■ TO DO
Every line of the listing must be reproduced as it stands. Leave the images behind.

■ RAW DATA
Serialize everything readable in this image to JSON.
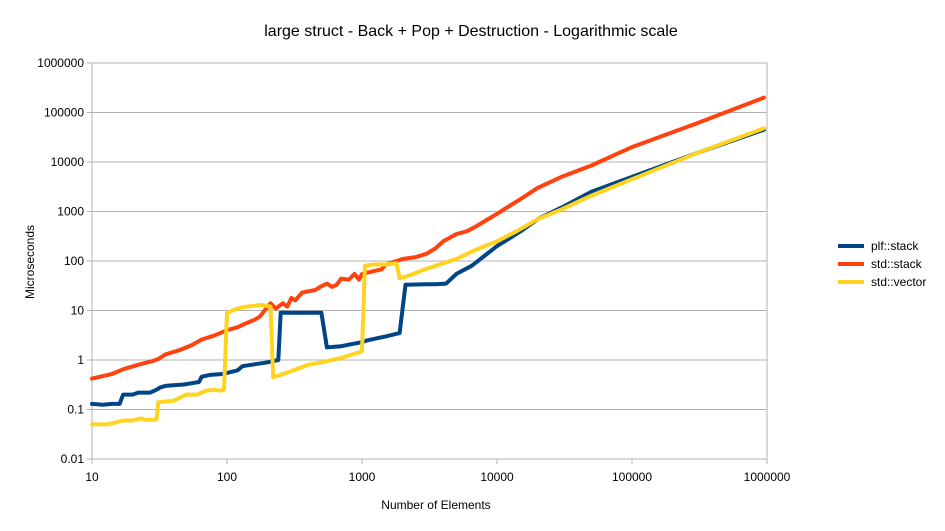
{
  "chart_data": {
    "type": "line",
    "title": "large struct - Back + Pop + Destruction - Logarithmic scale",
    "xlabel": "Number of Elements",
    "ylabel": "Microseconds",
    "x_scale": "log",
    "y_scale": "log",
    "xlim": [
      10,
      1000000
    ],
    "ylim": [
      0.01,
      1000000
    ],
    "x_ticks": [
      "10",
      "100",
      "1000",
      "10000",
      "100000",
      "1000000"
    ],
    "y_ticks": [
      "0.01",
      "0.1",
      "1",
      "10",
      "100",
      "1000",
      "10000",
      "100000",
      "1000000"
    ],
    "grid": "horizontal",
    "legend_position": "right",
    "series": [
      {
        "name": "plf::stack",
        "color": "#004586",
        "points": [
          [
            10,
            0.13
          ],
          [
            12,
            0.125
          ],
          [
            14,
            0.13
          ],
          [
            16,
            0.13
          ],
          [
            17,
            0.2
          ],
          [
            20,
            0.2
          ],
          [
            22,
            0.22
          ],
          [
            27,
            0.22
          ],
          [
            30,
            0.25
          ],
          [
            32,
            0.28
          ],
          [
            35,
            0.3
          ],
          [
            40,
            0.31
          ],
          [
            48,
            0.32
          ],
          [
            55,
            0.34
          ],
          [
            62,
            0.36
          ],
          [
            65,
            0.46
          ],
          [
            75,
            0.5
          ],
          [
            90,
            0.52
          ],
          [
            100,
            0.55
          ],
          [
            120,
            0.62
          ],
          [
            130,
            0.75
          ],
          [
            160,
            0.82
          ],
          [
            200,
            0.9
          ],
          [
            240,
            1.0
          ],
          [
            250,
            9
          ],
          [
            300,
            9
          ],
          [
            400,
            9
          ],
          [
            500,
            9
          ],
          [
            550,
            1.8
          ],
          [
            700,
            1.9
          ],
          [
            1000,
            2.3
          ],
          [
            1100,
            2.5
          ],
          [
            1500,
            3
          ],
          [
            1900,
            3.5
          ],
          [
            2100,
            33
          ],
          [
            3000,
            34
          ],
          [
            3500,
            34
          ],
          [
            4200,
            35
          ],
          [
            5000,
            55
          ],
          [
            6500,
            80
          ],
          [
            10000,
            200
          ],
          [
            15000,
            400
          ],
          [
            20000,
            700
          ],
          [
            30000,
            1200
          ],
          [
            50000,
            2500
          ],
          [
            100000,
            5000
          ],
          [
            300000,
            15000
          ],
          [
            950000,
            45000
          ]
        ]
      },
      {
        "name": "std::stack",
        "color": "#ff420e",
        "points": [
          [
            10,
            0.42
          ],
          [
            14,
            0.52
          ],
          [
            17,
            0.65
          ],
          [
            22,
            0.8
          ],
          [
            28,
            0.95
          ],
          [
            31,
            1.05
          ],
          [
            35,
            1.3
          ],
          [
            45,
            1.6
          ],
          [
            55,
            2.0
          ],
          [
            65,
            2.6
          ],
          [
            80,
            3.1
          ],
          [
            100,
            4.0
          ],
          [
            120,
            4.6
          ],
          [
            140,
            5.6
          ],
          [
            160,
            6.5
          ],
          [
            175,
            7.5
          ],
          [
            200,
            12
          ],
          [
            210,
            14
          ],
          [
            230,
            11
          ],
          [
            260,
            14
          ],
          [
            280,
            12
          ],
          [
            300,
            18
          ],
          [
            320,
            16
          ],
          [
            360,
            23
          ],
          [
            450,
            26
          ],
          [
            500,
            31
          ],
          [
            550,
            35
          ],
          [
            600,
            30
          ],
          [
            650,
            33
          ],
          [
            700,
            44
          ],
          [
            800,
            42
          ],
          [
            880,
            55
          ],
          [
            950,
            42
          ],
          [
            1000,
            55
          ],
          [
            1400,
            68
          ],
          [
            1500,
            85
          ],
          [
            2000,
            110
          ],
          [
            2500,
            120
          ],
          [
            3000,
            140
          ],
          [
            3500,
            180
          ],
          [
            4000,
            250
          ],
          [
            5000,
            350
          ],
          [
            6000,
            400
          ],
          [
            7000,
            500
          ],
          [
            10000,
            900
          ],
          [
            15000,
            1800
          ],
          [
            20000,
            3000
          ],
          [
            30000,
            5000
          ],
          [
            50000,
            8500
          ],
          [
            100000,
            20000
          ],
          [
            300000,
            60000
          ],
          [
            950000,
            200000
          ]
        ]
      },
      {
        "name": "std::vector",
        "color": "#ffd320",
        "points": [
          [
            10,
            0.05
          ],
          [
            13,
            0.05
          ],
          [
            15,
            0.055
          ],
          [
            17,
            0.06
          ],
          [
            20,
            0.06
          ],
          [
            23,
            0.066
          ],
          [
            25,
            0.062
          ],
          [
            30,
            0.062
          ],
          [
            31,
            0.14
          ],
          [
            40,
            0.15
          ],
          [
            50,
            0.2
          ],
          [
            60,
            0.2
          ],
          [
            70,
            0.24
          ],
          [
            80,
            0.25
          ],
          [
            90,
            0.24
          ],
          [
            95,
            0.25
          ],
          [
            100,
            9
          ],
          [
            120,
            11
          ],
          [
            140,
            12
          ],
          [
            160,
            12.5
          ],
          [
            180,
            13
          ],
          [
            210,
            12
          ],
          [
            220,
            0.45
          ],
          [
            250,
            0.5
          ],
          [
            300,
            0.6
          ],
          [
            400,
            0.8
          ],
          [
            500,
            0.9
          ],
          [
            700,
            1.1
          ],
          [
            1000,
            1.5
          ],
          [
            1050,
            80
          ],
          [
            1200,
            85
          ],
          [
            1500,
            85
          ],
          [
            1800,
            90
          ],
          [
            1900,
            45
          ],
          [
            2200,
            50
          ],
          [
            2800,
            65
          ],
          [
            3500,
            80
          ],
          [
            5000,
            110
          ],
          [
            7000,
            170
          ],
          [
            10000,
            250
          ],
          [
            14000,
            400
          ],
          [
            20000,
            700
          ],
          [
            30000,
            1100
          ],
          [
            50000,
            2100
          ],
          [
            100000,
            4500
          ],
          [
            300000,
            15000
          ],
          [
            950000,
            48000
          ]
        ]
      }
    ]
  }
}
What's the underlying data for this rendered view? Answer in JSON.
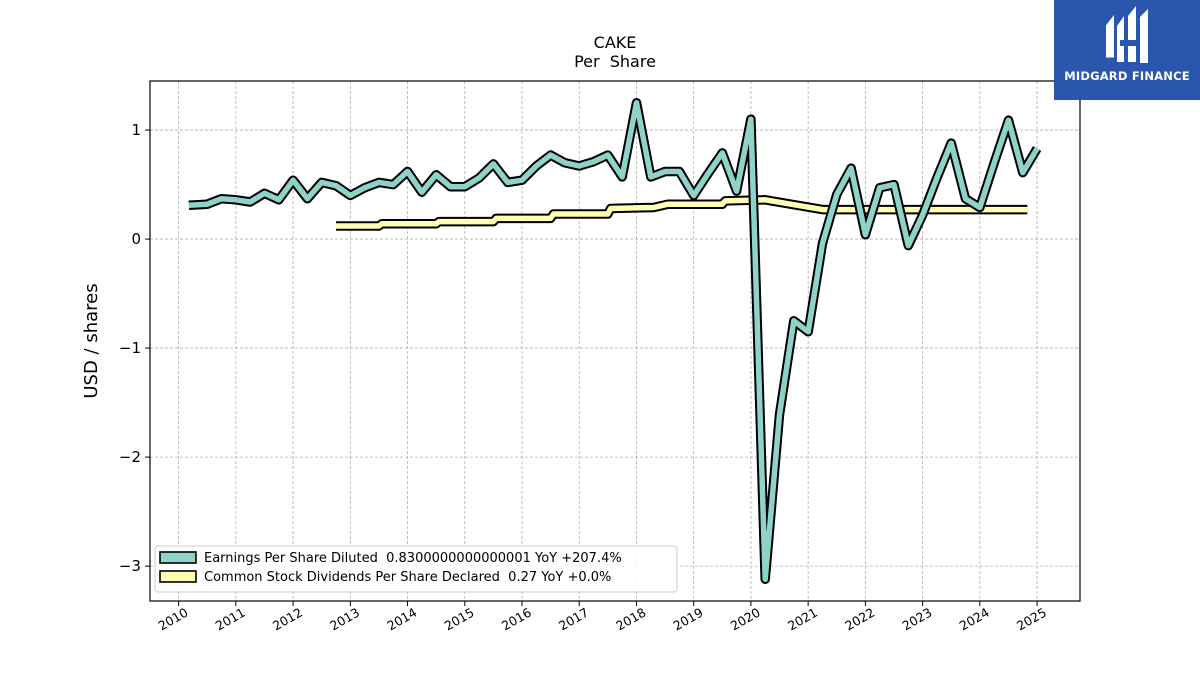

■ SOLUTION TO THIS EXERCISE
Serialize everything readable in this image to JSON.
{
  "chart_data": {
    "type": "line",
    "title": "large struct - Back + Pop + Destruction - Logarithmic scale",
    "xlabel": "Number of Elements",
    "ylabel": "Microseconds",
    "x_scale": "log",
    "y_scale": "log",
    "xlim": [
      10,
      1000000
    ],
    "ylim": [
      0.01,
      1000000
    ],
    "x_ticks": [
      "10",
      "100",
      "1000",
      "10000",
      "100000",
      "1000000"
    ],
    "y_ticks": [
      "0.01",
      "0.1",
      "1",
      "10",
      "100",
      "1000",
      "10000",
      "100000",
      "1000000"
    ],
    "grid": "horizontal",
    "legend_position": "right",
    "series": [
      {
        "name": "plf::stack",
        "color": "#004586",
        "points": [
          [
            10,
            0.13
          ],
          [
            12,
            0.125
          ],
          [
            14,
            0.13
          ],
          [
            16,
            0.13
          ],
          [
            17,
            0.2
          ],
          [
            20,
            0.2
          ],
          [
            22,
            0.22
          ],
          [
            27,
            0.22
          ],
          [
            30,
            0.25
          ],
          [
            32,
            0.28
          ],
          [
            35,
            0.3
          ],
          [
            40,
            0.31
          ],
          [
            48,
            0.32
          ],
          [
            55,
            0.34
          ],
          [
            62,
            0.36
          ],
          [
            65,
            0.46
          ],
          [
            75,
            0.5
          ],
          [
            90,
            0.52
          ],
          [
            100,
            0.55
          ],
          [
            120,
            0.62
          ],
          [
            130,
            0.75
          ],
          [
            160,
            0.82
          ],
          [
            200,
            0.9
          ],
          [
            240,
            1.0
          ],
          [
            250,
            9
          ],
          [
            300,
            9
          ],
          [
            400,
            9
          ],
          [
            500,
            9
          ],
          [
            550,
            1.8
          ],
          [
            700,
            1.9
          ],
          [
            1000,
            2.3
          ],
          [
            1100,
            2.5
          ],
          [
            1500,
            3
          ],
          [
            1900,
            3.5
          ],
          [
            2100,
            33
          ],
          [
            3000,
            34
          ],
          [
            3500,
            34
          ],
          [
            4200,
            35
          ],
          [
            5000,
            55
          ],
          [
            6500,
            80
          ],
          [
            10000,
            200
          ],
          [
            15000,
            400
          ],
          [
            20000,
            700
          ],
          [
            30000,
            1200
          ],
          [
            50000,
            2500
          ],
          [
            100000,
            5000
          ],
          [
            300000,
            15000
          ],
          [
            950000,
            45000
          ]
        ]
      },
      {
        "name": "std::stack",
        "color": "#ff420e",
        "points": [
          [
            10,
            0.42
          ],
          [
            14,
            0.52
          ],
          [
            17,
            0.65
          ],
          [
            22,
            0.8
          ],
          [
            28,
            0.95
          ],
          [
            31,
            1.05
          ],
          [
            35,
            1.3
          ],
          [
            45,
            1.6
          ],
          [
            55,
            2.0
          ],
          [
            65,
            2.6
          ],
          [
            80,
            3.1
          ],
          [
            100,
            4.0
          ],
          [
            120,
            4.6
          ],
          [
            140,
            5.6
          ],
          [
            160,
            6.5
          ],
          [
            175,
            7.5
          ],
          [
            200,
            12
          ],
          [
            210,
            14
          ],
          [
            230,
            11
          ],
          [
            260,
            14
          ],
          [
            280,
            12
          ],
          [
            300,
            18
          ],
          [
            320,
            16
          ],
          [
            360,
            23
          ],
          [
            450,
            26
          ],
          [
            500,
            31
          ],
          [
            550,
            35
          ],
          [
            600,
            30
          ],
          [
            650,
            33
          ],
          [
            700,
            44
          ],
          [
            800,
            42
          ],
          [
            880,
            55
          ],
          [
            950,
            42
          ],
          [
            1000,
            55
          ],
          [
            1400,
            68
          ],
          [
            1500,
            85
          ],
          [
            2000,
            110
          ],
          [
            2500,
            120
          ],
          [
            3000,
            140
          ],
          [
            3500,
            180
          ],
          [
            4000,
            250
          ],
          [
            5000,
            350
          ],
          [
            6000,
            400
          ],
          [
            7000,
            500
          ],
          [
            10000,
            900
          ],
          [
            15000,
            1800
          ],
          [
            20000,
            3000
          ],
          [
            30000,
            5000
          ],
          [
            50000,
            8500
          ],
          [
            100000,
            20000
          ],
          [
            300000,
            60000
          ],
          [
            950000,
            200000
          ]
        ]
      },
      {
        "name": "std::vector",
        "color": "#ffd320",
        "points": [
          [
            10,
            0.05
          ],
          [
            13,
            0.05
          ],
          [
            15,
            0.055
          ],
          [
            17,
            0.06
          ],
          [
            20,
            0.06
          ],
          [
            23,
            0.066
          ],
          [
            25,
            0.062
          ],
          [
            30,
            0.062
          ],
          [
            31,
            0.14
          ],
          [
            40,
            0.15
          ],
          [
            50,
            0.2
          ],
          [
            60,
            0.2
          ],
          [
            70,
            0.24
          ],
          [
            80,
            0.25
          ],
          [
            90,
            0.24
          ],
          [
            95,
            0.25
          ],
          [
            100,
            9
          ],
          [
            120,
            11
          ],
          [
            140,
            12
          ],
          [
            160,
            12.5
          ],
          [
            180,
            13
          ],
          [
            210,
            12
          ],
          [
            220,
            0.45
          ],
          [
            250,
            0.5
          ],
          [
            300,
            0.6
          ],
          [
            400,
            0.8
          ],
          [
            500,
            0.9
          ],
          [
            700,
            1.1
          ],
          [
            1000,
            1.5
          ],
          [
            1050,
            80
          ],
          [
            1200,
            85
          ],
          [
            1500,
            85
          ],
          [
            1800,
            90
          ],
          [
            1900,
            45
          ],
          [
            2200,
            50
          ],
          [
            2800,
            65
          ],
          [
            3500,
            80
          ],
          [
            5000,
            110
          ],
          [
            7000,
            170
          ],
          [
            10000,
            250
          ],
          [
            14000,
            400
          ],
          [
            20000,
            700
          ],
          [
            30000,
            1100
          ],
          [
            50000,
            2100
          ],
          [
            100000,
            4500
          ],
          [
            300000,
            15000
          ],
          [
            950000,
            48000
          ]
        ]
      }
    ]
  }
}
What's the underlying data for this rendered view? Answer in JSON.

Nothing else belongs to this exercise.